┌──

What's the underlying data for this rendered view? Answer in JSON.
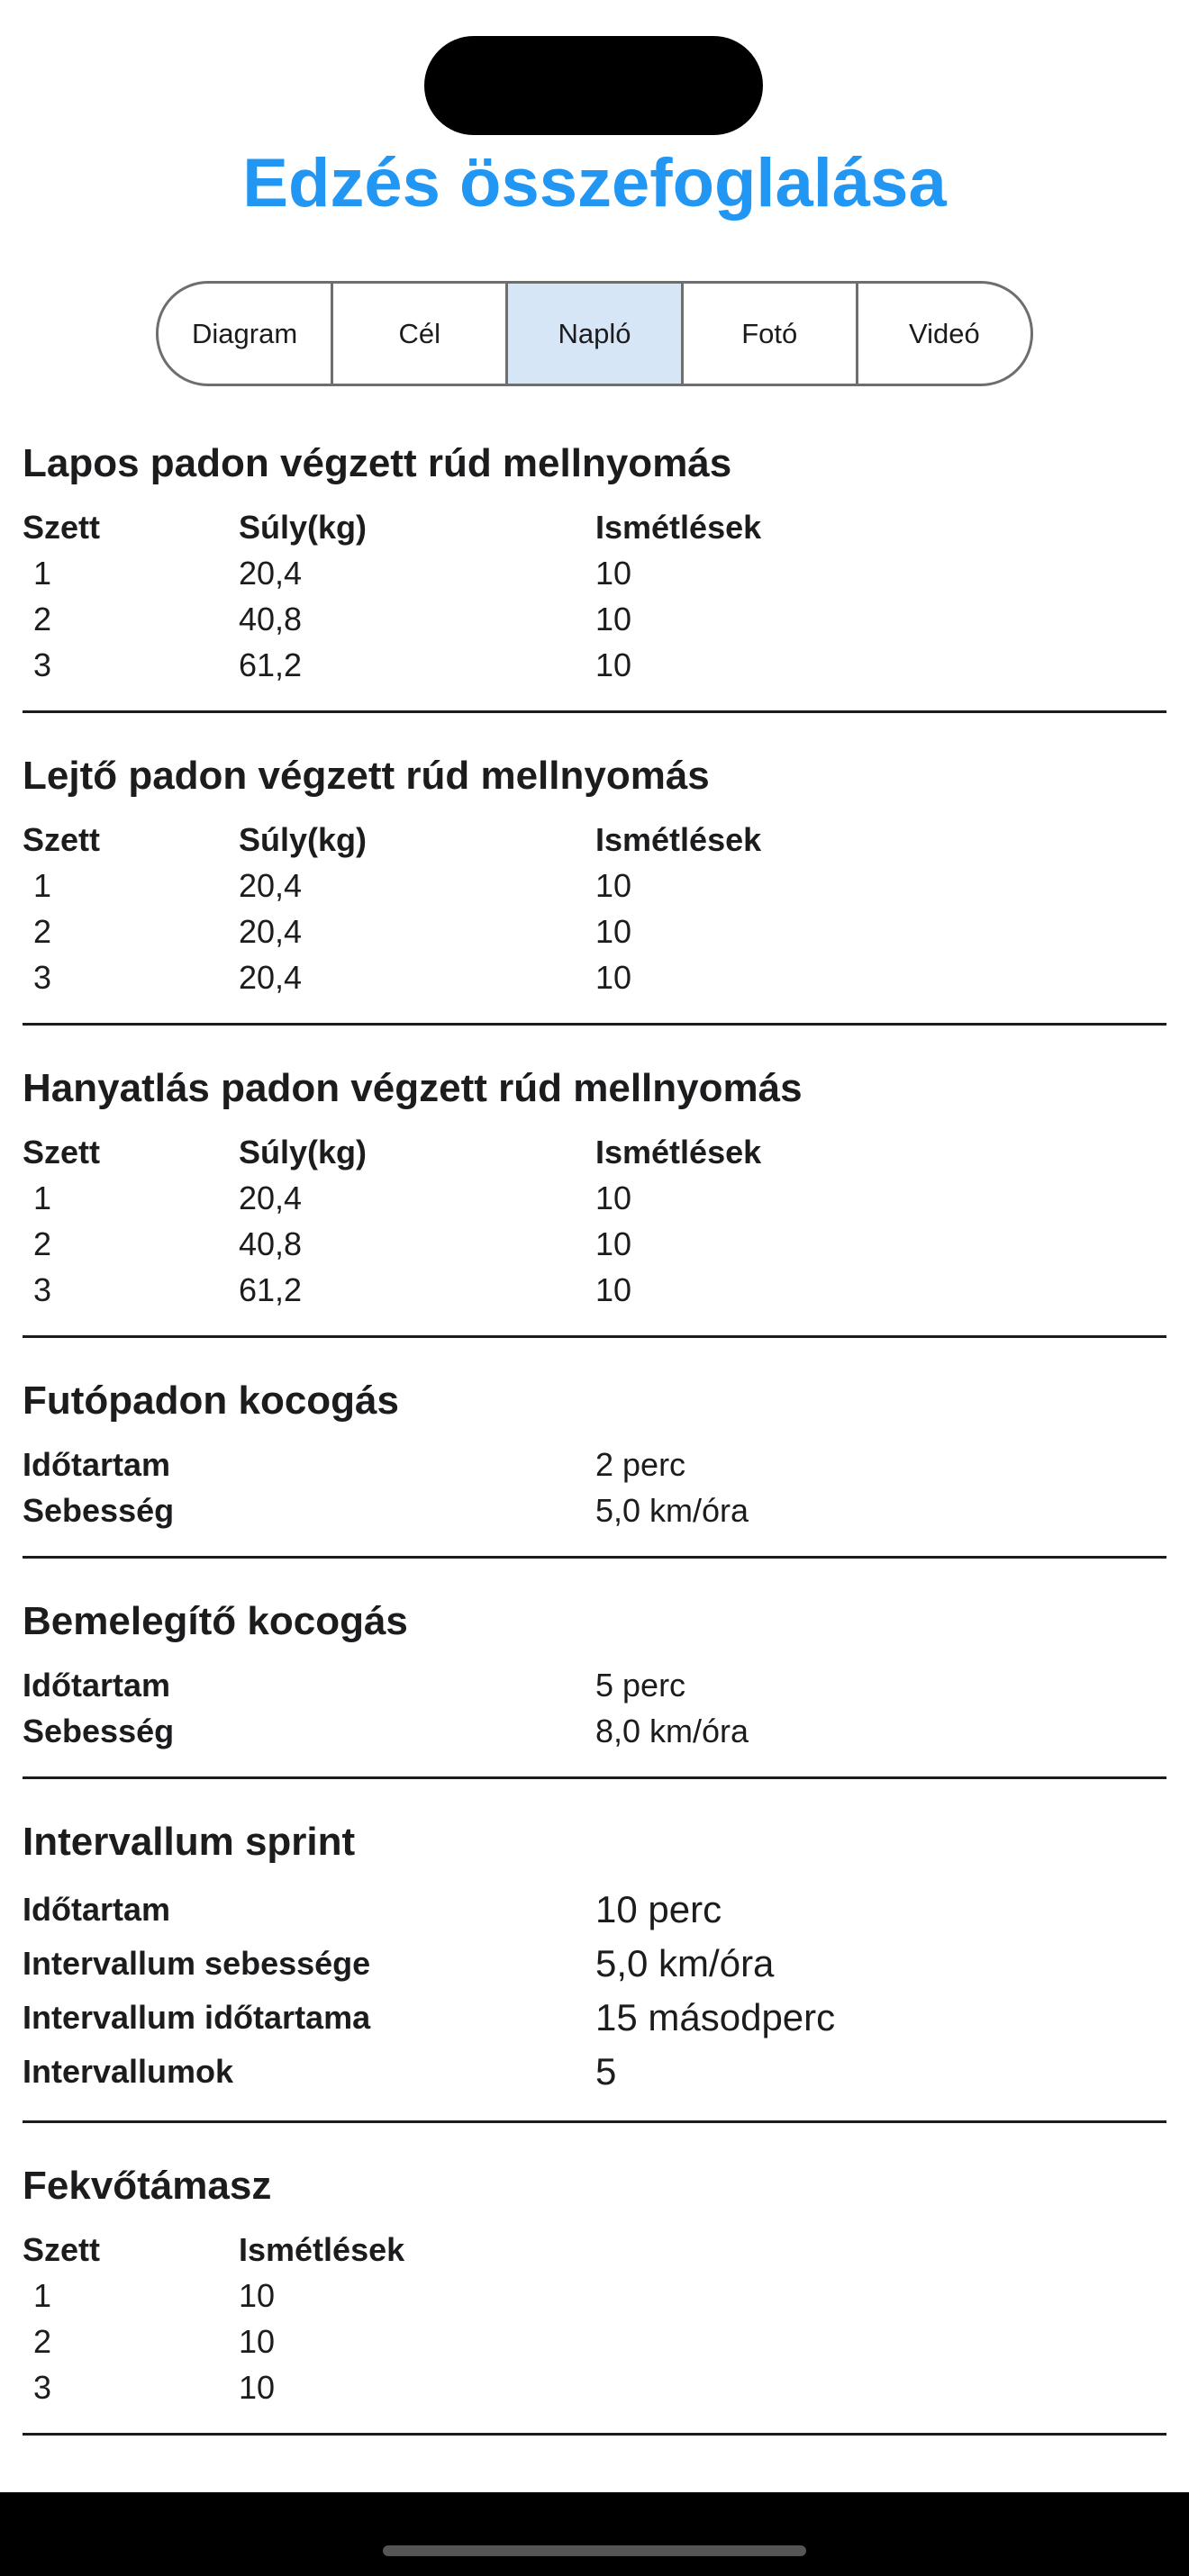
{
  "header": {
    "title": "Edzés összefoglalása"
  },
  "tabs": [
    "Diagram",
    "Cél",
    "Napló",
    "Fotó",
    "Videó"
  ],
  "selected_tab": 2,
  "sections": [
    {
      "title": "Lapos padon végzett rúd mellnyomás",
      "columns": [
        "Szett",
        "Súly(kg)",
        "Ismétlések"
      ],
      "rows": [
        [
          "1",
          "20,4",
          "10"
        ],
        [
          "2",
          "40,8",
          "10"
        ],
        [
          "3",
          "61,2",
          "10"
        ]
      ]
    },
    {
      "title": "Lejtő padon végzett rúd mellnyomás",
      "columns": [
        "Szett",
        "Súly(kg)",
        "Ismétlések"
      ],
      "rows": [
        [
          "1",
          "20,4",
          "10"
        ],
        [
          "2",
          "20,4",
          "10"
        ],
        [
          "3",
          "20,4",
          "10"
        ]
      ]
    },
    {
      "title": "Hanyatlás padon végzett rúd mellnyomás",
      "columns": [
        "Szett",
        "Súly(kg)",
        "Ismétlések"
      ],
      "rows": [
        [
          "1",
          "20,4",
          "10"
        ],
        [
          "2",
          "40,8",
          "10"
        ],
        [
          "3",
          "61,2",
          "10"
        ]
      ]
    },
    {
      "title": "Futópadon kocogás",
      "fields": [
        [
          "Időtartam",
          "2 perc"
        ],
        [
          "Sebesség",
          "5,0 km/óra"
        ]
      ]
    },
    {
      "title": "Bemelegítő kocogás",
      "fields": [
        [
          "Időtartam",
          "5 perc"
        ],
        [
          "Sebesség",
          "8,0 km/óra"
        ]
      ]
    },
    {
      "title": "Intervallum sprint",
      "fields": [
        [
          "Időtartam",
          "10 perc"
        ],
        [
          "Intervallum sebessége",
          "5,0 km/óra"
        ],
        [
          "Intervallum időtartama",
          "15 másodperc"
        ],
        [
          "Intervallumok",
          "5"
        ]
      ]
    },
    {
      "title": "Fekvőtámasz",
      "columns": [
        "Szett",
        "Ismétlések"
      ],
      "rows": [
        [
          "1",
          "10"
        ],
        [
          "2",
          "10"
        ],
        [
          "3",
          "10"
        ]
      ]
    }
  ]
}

└──

:: WRITTEN TASK ::
Omit every picture while copying the listing above exactly.

:: THE ANSWER ::
What's the underlying data for this rendered view? Answer in JSON.
{
  "header": {
    "title": "Edzés összefoglalása"
  },
  "tabs": [
    "Diagram",
    "Cél",
    "Napló",
    "Fotó",
    "Videó"
  ],
  "selected_tab": 2,
  "sections": [
    {
      "title": "Lapos padon végzett rúd mellnyomás",
      "columns": [
        "Szett",
        "Súly(kg)",
        "Ismétlések"
      ],
      "rows": [
        [
          "1",
          "20,4",
          "10"
        ],
        [
          "2",
          "40,8",
          "10"
        ],
        [
          "3",
          "61,2",
          "10"
        ]
      ]
    },
    {
      "title": "Lejtő padon végzett rúd mellnyomás",
      "columns": [
        "Szett",
        "Súly(kg)",
        "Ismétlések"
      ],
      "rows": [
        [
          "1",
          "20,4",
          "10"
        ],
        [
          "2",
          "20,4",
          "10"
        ],
        [
          "3",
          "20,4",
          "10"
        ]
      ]
    },
    {
      "title": "Hanyatlás padon végzett rúd mellnyomás",
      "columns": [
        "Szett",
        "Súly(kg)",
        "Ismétlések"
      ],
      "rows": [
        [
          "1",
          "20,4",
          "10"
        ],
        [
          "2",
          "40,8",
          "10"
        ],
        [
          "3",
          "61,2",
          "10"
        ]
      ]
    },
    {
      "title": "Futópadon kocogás",
      "fields": [
        [
          "Időtartam",
          "2 perc"
        ],
        [
          "Sebesség",
          "5,0 km/óra"
        ]
      ]
    },
    {
      "title": "Bemelegítő kocogás",
      "fields": [
        [
          "Időtartam",
          "5 perc"
        ],
        [
          "Sebesség",
          "8,0 km/óra"
        ]
      ]
    },
    {
      "title": "Intervallum sprint",
      "fields": [
        [
          "Időtartam",
          "10 perc"
        ],
        [
          "Intervallum sebessége",
          "5,0 km/óra"
        ],
        [
          "Intervallum időtartama",
          "15 másodperc"
        ],
        [
          "Intervallumok",
          "5"
        ]
      ]
    },
    {
      "title": "Fekvőtámasz",
      "columns": [
        "Szett",
        "Ismétlések"
      ],
      "rows": [
        [
          "1",
          "10"
        ],
        [
          "2",
          "10"
        ],
        [
          "3",
          "10"
        ]
      ]
    }
  ]
}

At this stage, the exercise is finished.